• [Items listed in a dataset]:
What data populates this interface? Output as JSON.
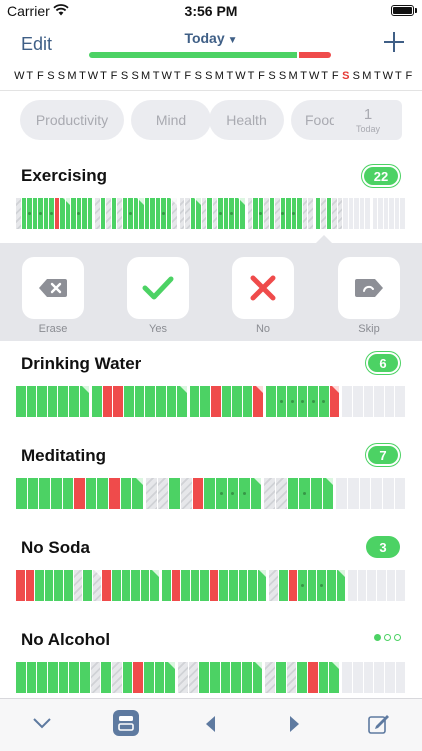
{
  "status": {
    "carrier": "Carrier",
    "time": "3:56 PM"
  },
  "nav": {
    "edit_label": "Edit",
    "title": "Today"
  },
  "days": [
    "W",
    "T",
    "F",
    "S",
    "S",
    "M",
    "T",
    "W",
    "T",
    "F",
    "S",
    "S",
    "M",
    "T",
    "W",
    "T",
    "F",
    "S",
    "S",
    "M",
    "T",
    "W",
    "T",
    "F",
    "S",
    "S",
    "M",
    "T",
    "W",
    "T",
    "F",
    "S",
    "S",
    "M",
    "T",
    "W",
    "T",
    "F"
  ],
  "highlight_day_index": 31,
  "categories": [
    "Productivity",
    "Mind",
    "Health",
    "Food"
  ],
  "today_box": {
    "count": "1",
    "label": "Today"
  },
  "actions": [
    {
      "label": "Erase"
    },
    {
      "label": "Yes"
    },
    {
      "label": "No"
    },
    {
      "label": "Skip"
    }
  ],
  "habits": [
    {
      "name": "Exercising",
      "count": "22"
    },
    {
      "name": "Drinking Water",
      "count": "6"
    },
    {
      "name": "Meditating",
      "count": "7"
    },
    {
      "name": "No Soda",
      "count": "3"
    },
    {
      "name": "No Alcohol",
      "count": ""
    }
  ],
  "colors": {
    "green": "#4cd264",
    "red": "#ef4b4b",
    "accent": "#3f5f86",
    "skip": "#d0d2d6"
  }
}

• [Challenge]: Select every line in the material above where the string "name" occurs, and copy it.

• [Written answer]:
      "name": "Exercising",
      "name": "Drinking Water",
      "name": "Meditating",
      "name": "No Soda",
      "name": "No Alcohol",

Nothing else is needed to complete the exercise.